**Requirements:** Return every record below exactly as written, omitting any pictures.

(Saved data entries)
::::::::

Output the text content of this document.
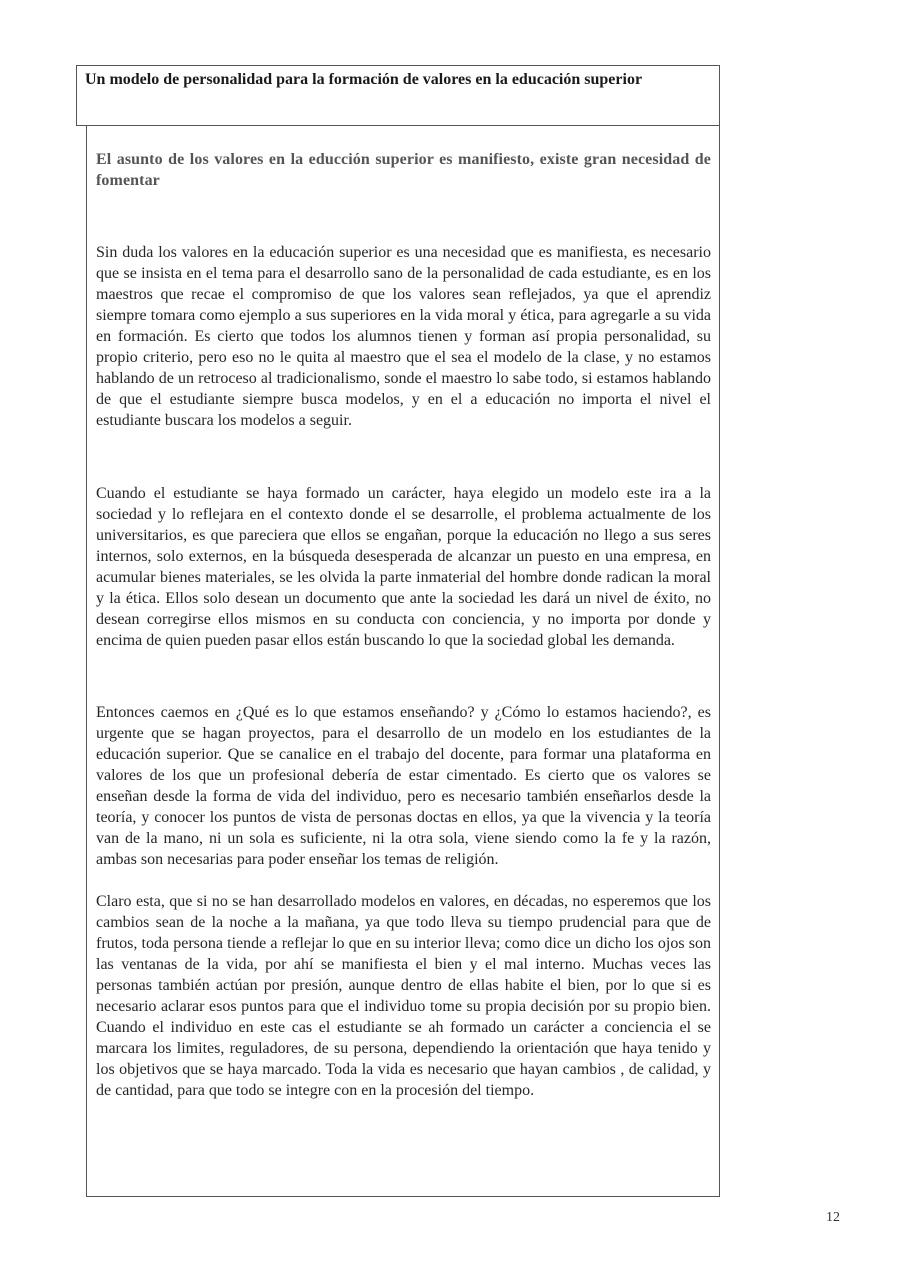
Un modelo de personalidad para la formación de valores en la educación superior

El asunto de los valores en la educción superior es manifiesto, existe gran necesidad de fomentar

Sin duda los valores en la educación superior es una necesidad que es manifiesta, es necesario que se insista en el tema para el desarrollo sano de la personalidad de cada estudiante, es en los maestros que recae el compromiso de que los valores sean reflejados, ya que el aprendiz siempre tomara como ejemplo a sus superiores en la vida moral y ética, para agregarle a su vida en formación. Es cierto que todos los alumnos tienen y forman así propia personalidad, su propio criterio, pero eso no le quita al maestro que el sea el modelo de la clase, y no estamos hablando de un retroceso al tradicionalismo, sonde el maestro lo sabe todo, si estamos hablando de que el estudiante siempre busca modelos, y en el a educación no importa el nivel el estudiante buscara los modelos a seguir.

Cuando el estudiante se haya formado un carácter, haya elegido un modelo este ira a la sociedad y lo reflejara en el contexto donde el se desarrolle, el problema actualmente de los universitarios, es que pareciera que ellos se engañan, porque la educación no llego a sus seres internos, solo externos, en la búsqueda desesperada de alcanzar un puesto en una empresa, en acumular bienes materiales, se les olvida la parte inmaterial del hombre donde radican la moral y la ética. Ellos solo desean un documento que ante la sociedad les dará un nivel de éxito, no desean corregirse ellos mismos en su conducta con conciencia, y no importa por donde y encima de quien pueden pasar ellos están buscando lo que la sociedad global les demanda.

Entonces caemos en ¿Qué es lo que estamos enseñando? y ¿Cómo lo estamos haciendo?, es urgente que se hagan proyectos, para el desarrollo de un modelo en los estudiantes de la educación superior. Que se canalice en el trabajo del docente, para formar una plataforma en valores de los que un profesional debería de estar cimentado. Es cierto que os valores se enseñan desde la forma de vida del individuo, pero es necesario también enseñarlos desde la teoría, y conocer los puntos de vista de personas doctas en ellos, ya que la vivencia y la teoría van de la mano, ni un sola es suficiente, ni la otra sola, viene siendo como la fe y la razón, ambas son necesarias para poder enseñar los temas de religión.

Claro esta, que si no se han desarrollado modelos en valores, en décadas, no esperemos que los cambios sean de la noche a la mañana, ya que todo lleva su tiempo prudencial para que de frutos, toda persona tiende a reflejar lo que en su interior lleva; como dice un dicho los ojos son las ventanas de la vida, por ahí se manifiesta el bien y el mal interno. Muchas veces las personas también actúan por presión, aunque dentro de ellas habite el bien, por lo que si es necesario aclarar esos puntos para que el individuo tome su propia decisión por su propio bien. Cuando el individuo en este cas el estudiante se ah formado un carácter a conciencia el se marcara los limites, reguladores, de su persona, dependiendo la orientación que haya tenido y los objetivos que se haya marcado. Toda la vida es necesario que hayan cambios , de calidad, y de cantidad, para que todo se integre con en la procesión del tiempo.

12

::::::::

**Complete response:**
Output the text content of this document.
Un modelo de personalidad para la formación de valores en la educación superior

El asunto de los valores en la educción superior es manifiesto, existe gran necesidad de fomentar

Sin duda los valores en la educación superior es una necesidad que es manifiesta, es necesario que se insista en el tema para el desarrollo sano de la personalidad de cada estudiante, es en los maestros que recae el compromiso de que los valores sean reflejados, ya que el aprendiz siempre tomara como ejemplo a sus superiores en la vida moral y ética, para agregarle a su vida en formación. Es cierto que todos los alumnos tienen y forman así propia personalidad, su propio criterio, pero eso no le quita al maestro que el sea el modelo de la clase, y no estamos hablando de un retroceso al tradicionalismo, sonde el maestro lo sabe todo, si estamos hablando de que el estudiante siempre busca modelos, y en el a educación no importa el nivel el estudiante buscara los modelos a seguir.

Cuando el estudiante se haya formado un carácter, haya elegido un modelo este ira a la sociedad y lo reflejara en el contexto donde el se desarrolle, el problema actualmente de los universitarios, es que pareciera que ellos se engañan, porque la educación no llego a sus seres internos, solo externos, en la búsqueda desesperada de alcanzar un puesto en una empresa, en acumular bienes materiales, se les olvida la parte inmaterial del hombre donde radican la moral y la ética. Ellos solo desean un documento que ante la sociedad les dará un nivel de éxito, no desean corregirse ellos mismos en su conducta con conciencia, y no importa por donde y encima de quien pueden pasar ellos están buscando lo que la sociedad global les demanda.

Entonces caemos en ¿Qué es lo que estamos enseñando? y ¿Cómo lo estamos haciendo?, es urgente que se hagan proyectos, para el desarrollo de un modelo en los estudiantes de la educación superior. Que se canalice en el trabajo del docente, para formar una plataforma en valores de los que un profesional debería de estar cimentado. Es cierto que os valores se enseñan desde la forma de vida del individuo, pero es necesario también enseñarlos desde la teoría, y conocer los puntos de vista de personas doctas en ellos, ya que la vivencia y la teoría van de la mano, ni un sola es suficiente, ni la otra sola, viene siendo como la fe y la razón, ambas son necesarias para poder enseñar los temas de religión.

Claro esta, que si no se han desarrollado modelos en valores, en décadas, no esperemos que los cambios sean de la noche a la mañana, ya que todo lleva su tiempo prudencial para que de frutos, toda persona tiende a reflejar lo que en su interior lleva; como dice un dicho los ojos son las ventanas de la vida, por ahí se manifiesta el bien y el mal interno. Muchas veces las personas también actúan por presión, aunque dentro de ellas habite el bien, por lo que si es necesario aclarar esos puntos para que el individuo tome su propia decisión por su propio bien. Cuando el individuo en este cas el estudiante se ah formado un carácter a conciencia el se marcara los limites, reguladores, de su persona, dependiendo la orientación que haya tenido y los objetivos que se haya marcado. Toda la vida es necesario que hayan cambios , de calidad, y de cantidad, para que todo se integre con en la procesión del tiempo.

12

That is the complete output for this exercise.